[Stored data]
——————

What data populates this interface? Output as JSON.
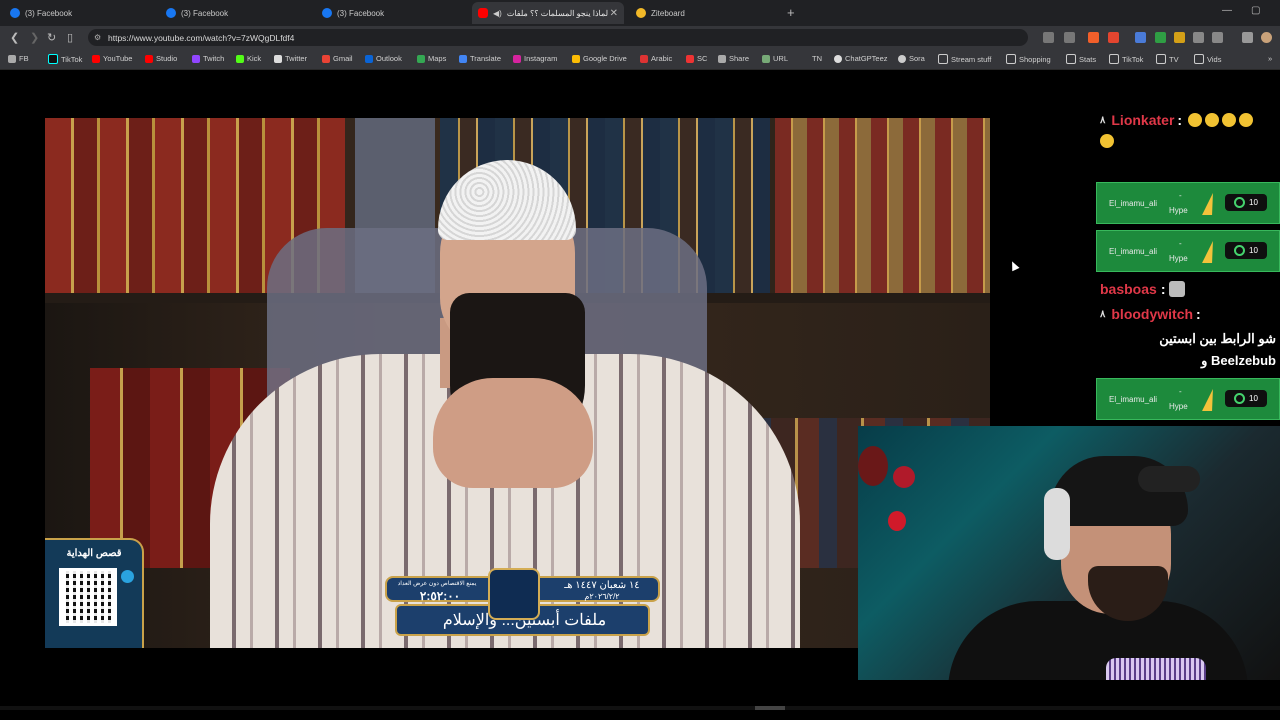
{
  "browser": {
    "tabs": [
      {
        "title": "(3) Facebook",
        "icon": "facebook-icon",
        "active": false
      },
      {
        "title": "(3) Facebook",
        "icon": "facebook-icon",
        "active": false
      },
      {
        "title": "(3) Facebook",
        "icon": "facebook-icon",
        "active": false
      },
      {
        "title": "لماذا ينجو المسلمات ؟؟ ملفات",
        "icon": "youtube-icon",
        "active": true
      },
      {
        "title": "Ziteboard",
        "icon": "ziteboard-icon",
        "active": false
      }
    ],
    "url": "https://www.youtube.com/watch?v=7zWQgDLfdf4",
    "bookmarks": [
      "FB",
      "TikTok",
      "YouTube",
      "Studio",
      "Twitch",
      "Kick",
      "Twitter",
      "Gmail",
      "Outlook",
      "Maps",
      "Translate",
      "Instagram",
      "Google Drive",
      "Arabic",
      "SC",
      "Share",
      "URL",
      "TN",
      "ChatGPTeez",
      "Sora",
      "Stream stuff",
      "Shopping",
      "Stats",
      "TikTok",
      "TV",
      "Vids"
    ]
  },
  "video": {
    "qr_label": "قصص الهداية",
    "offer_text": "يمنع الاقتصاص دون عرض العداد",
    "timer": "٢:٥٢:٠٠",
    "date_hijri": "١٤ شعبان ١٤٤٧ هـ",
    "date_gregorian": "٢٠٢٦/٢/٢م",
    "title": "ملفات أبستين... والإسلام"
  },
  "chat": {
    "line1_user": "Lionkater",
    "line1_sep": ":",
    "line1_badge": "٨",
    "hype_events": [
      {
        "user": "El_imamu_ali",
        "dash": "-",
        "label": "Hype",
        "amount": "10"
      },
      {
        "user": "El_imamu_ali",
        "dash": "-",
        "label": "Hype",
        "amount": "10"
      },
      {
        "user": "El_imamu_ali",
        "dash": "-",
        "label": "Hype",
        "amount": "10"
      }
    ],
    "line2_user": "basboas",
    "line2_sep": ":",
    "line3_badge": "٨",
    "line3_user": "bloodywitch",
    "line3_sep": ":",
    "message": "شو الرابط بين ابستين Beelzebub و"
  },
  "colors": {
    "chat_user_color": "#e03848",
    "hype_bg": "#1d8a3c",
    "tab_bg": "#202124",
    "toolbar_bg": "#35363a"
  }
}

——————

# Short task:
From the entries above, output every line exactly and omit any image.

# Solution for this task:
What data populates this interface? Output as JSON.
{
  "browser": {
    "tabs": [
      {
        "title": "(3) Facebook",
        "icon": "facebook-icon",
        "active": false
      },
      {
        "title": "(3) Facebook",
        "icon": "facebook-icon",
        "active": false
      },
      {
        "title": "(3) Facebook",
        "icon": "facebook-icon",
        "active": false
      },
      {
        "title": "لماذا ينجو المسلمات ؟؟ ملفات",
        "icon": "youtube-icon",
        "active": true
      },
      {
        "title": "Ziteboard",
        "icon": "ziteboard-icon",
        "active": false
      }
    ],
    "url": "https://www.youtube.com/watch?v=7zWQgDLfdf4",
    "bookmarks": [
      "FB",
      "TikTok",
      "YouTube",
      "Studio",
      "Twitch",
      "Kick",
      "Twitter",
      "Gmail",
      "Outlook",
      "Maps",
      "Translate",
      "Instagram",
      "Google Drive",
      "Arabic",
      "SC",
      "Share",
      "URL",
      "TN",
      "ChatGPTeez",
      "Sora",
      "Stream stuff",
      "Shopping",
      "Stats",
      "TikTok",
      "TV",
      "Vids"
    ]
  },
  "video": {
    "qr_label": "قصص الهداية",
    "offer_text": "يمنع الاقتصاص دون عرض العداد",
    "timer": "٢:٥٢:٠٠",
    "date_hijri": "١٤ شعبان ١٤٤٧ هـ",
    "date_gregorian": "٢٠٢٦/٢/٢م",
    "title": "ملفات أبستين... والإسلام"
  },
  "chat": {
    "line1_user": "Lionkater",
    "line1_sep": ":",
    "line1_badge": "٨",
    "hype_events": [
      {
        "user": "El_imamu_ali",
        "dash": "-",
        "label": "Hype",
        "amount": "10"
      },
      {
        "user": "El_imamu_ali",
        "dash": "-",
        "label": "Hype",
        "amount": "10"
      },
      {
        "user": "El_imamu_ali",
        "dash": "-",
        "label": "Hype",
        "amount": "10"
      }
    ],
    "line2_user": "basboas",
    "line2_sep": ":",
    "line3_badge": "٨",
    "line3_user": "bloodywitch",
    "line3_sep": ":",
    "message": "شو الرابط بين ابستين Beelzebub و"
  },
  "colors": {
    "chat_user_color": "#e03848",
    "hype_bg": "#1d8a3c",
    "tab_bg": "#202124",
    "toolbar_bg": "#35363a"
  }
}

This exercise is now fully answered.